◆ Records to use ◆

(begin)

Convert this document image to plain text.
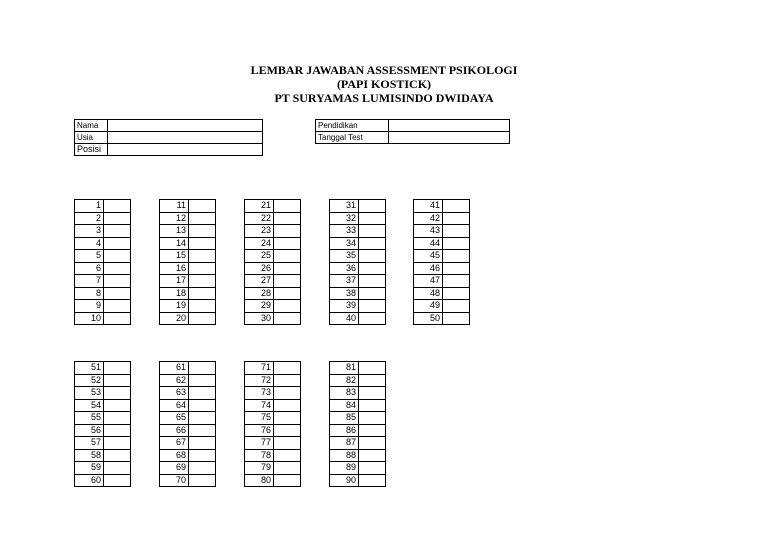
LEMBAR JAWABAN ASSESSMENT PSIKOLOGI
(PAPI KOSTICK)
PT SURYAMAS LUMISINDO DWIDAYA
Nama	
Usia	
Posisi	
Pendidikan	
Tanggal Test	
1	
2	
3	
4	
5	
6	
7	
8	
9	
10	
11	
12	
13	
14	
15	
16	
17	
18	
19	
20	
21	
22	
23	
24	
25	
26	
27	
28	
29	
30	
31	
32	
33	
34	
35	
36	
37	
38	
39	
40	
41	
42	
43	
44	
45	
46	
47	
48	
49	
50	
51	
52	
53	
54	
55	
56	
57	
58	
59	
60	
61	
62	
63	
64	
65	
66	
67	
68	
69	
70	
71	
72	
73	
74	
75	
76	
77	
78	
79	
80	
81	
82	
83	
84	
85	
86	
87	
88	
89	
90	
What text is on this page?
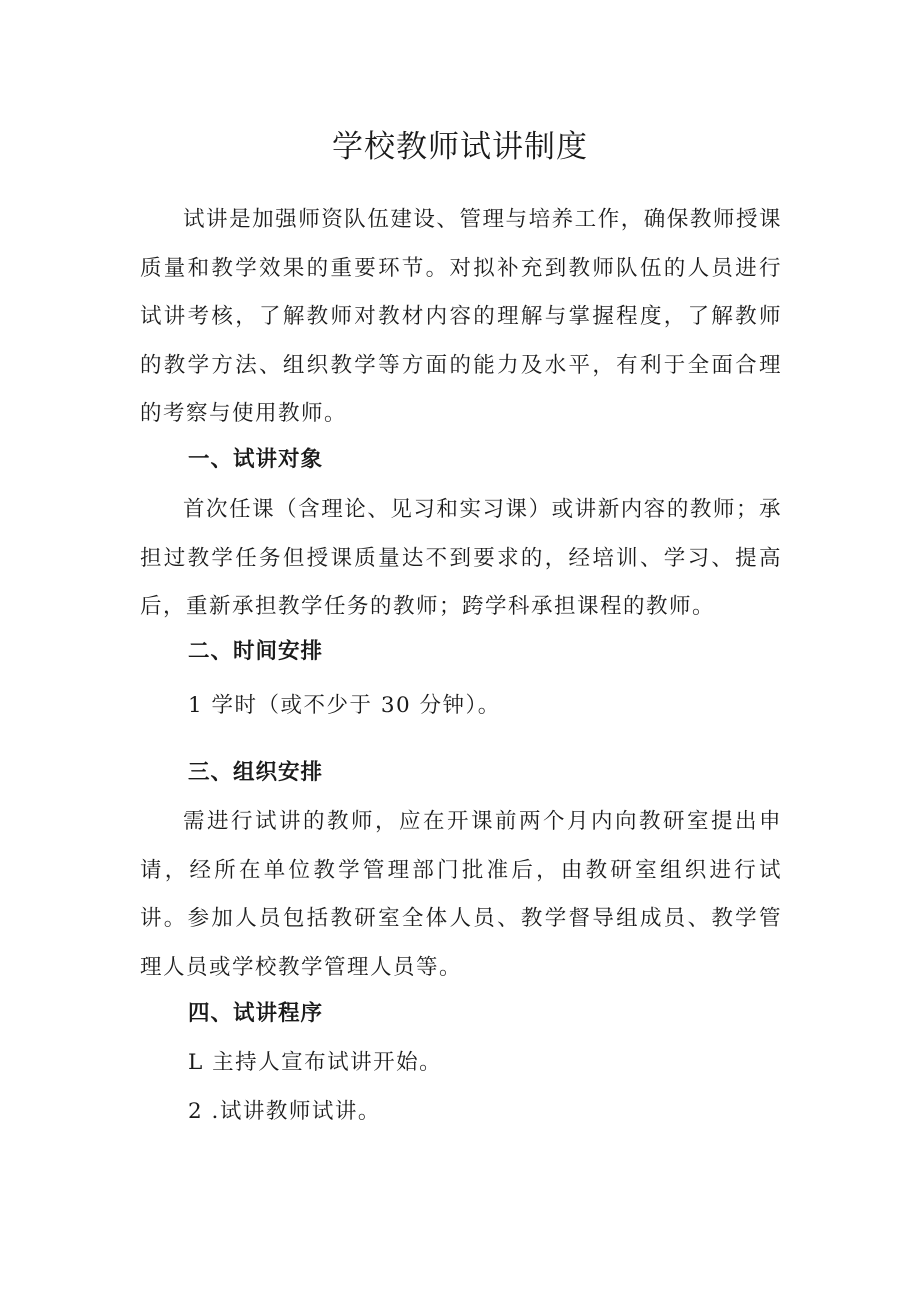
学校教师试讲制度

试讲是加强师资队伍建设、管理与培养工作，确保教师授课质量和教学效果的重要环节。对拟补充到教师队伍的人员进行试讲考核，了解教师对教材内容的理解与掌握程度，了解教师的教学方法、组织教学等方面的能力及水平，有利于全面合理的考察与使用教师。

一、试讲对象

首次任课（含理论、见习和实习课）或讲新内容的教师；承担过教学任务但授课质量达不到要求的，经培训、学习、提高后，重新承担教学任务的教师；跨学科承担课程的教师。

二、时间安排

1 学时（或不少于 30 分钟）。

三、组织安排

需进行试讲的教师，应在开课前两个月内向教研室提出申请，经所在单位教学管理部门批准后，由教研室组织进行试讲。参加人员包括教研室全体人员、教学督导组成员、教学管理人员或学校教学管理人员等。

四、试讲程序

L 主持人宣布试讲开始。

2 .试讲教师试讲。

(end)

◆ Problem requirements ◆
Copy the entries exactly. Leave out the images.

◆ Response below ◆
Convert this document image to plain text.
LEMBAR JAWABAN ASSESSMENT PSIKOLOGI
(PAPI KOSTICK)
PT SURYAMAS LUMISINDO DWIDAYA
Nama	
Usia	
Posisi	
Pendidikan	
Tanggal Test	
1	
2	
3	
4	
5	
6	
7	
8	
9	
10	
11	
12	
13	
14	
15	
16	
17	
18	
19	
20	
21	
22	
23	
24	
25	
26	
27	
28	
29	
30	
31	
32	
33	
34	
35	
36	
37	
38	
39	
40	
41	
42	
43	
44	
45	
46	
47	
48	
49	
50	
51	
52	
53	
54	
55	
56	
57	
58	
59	
60	
61	
62	
63	
64	
65	
66	
67	
68	
69	
70	
71	
72	
73	
74	
75	
76	
77	
78	
79	
80	
81	
82	
83	
84	
85	
86	
87	
88	
89	
90	
What text is on this page?
学校教师试讲制度

试讲是加强师资队伍建设、管理与培养工作，确保教师授课质量和教学效果的重要环节。对拟补充到教师队伍的人员进行试讲考核，了解教师对教材内容的理解与掌握程度，了解教师的教学方法、组织教学等方面的能力及水平，有利于全面合理的考察与使用教师。

一、试讲对象

首次任课（含理论、见习和实习课）或讲新内容的教师；承担过教学任务但授课质量达不到要求的，经培训、学习、提高后，重新承担教学任务的教师；跨学科承担课程的教师。

二、时间安排

1 学时（或不少于 30 分钟）。

三、组织安排

需进行试讲的教师，应在开课前两个月内向教研室提出申请，经所在单位教学管理部门批准后，由教研室组织进行试讲。参加人员包括教研室全体人员、教学督导组成员、教学管理人员或学校教学管理人员等。

四、试讲程序

L 主持人宣布试讲开始。

2 .试讲教师试讲。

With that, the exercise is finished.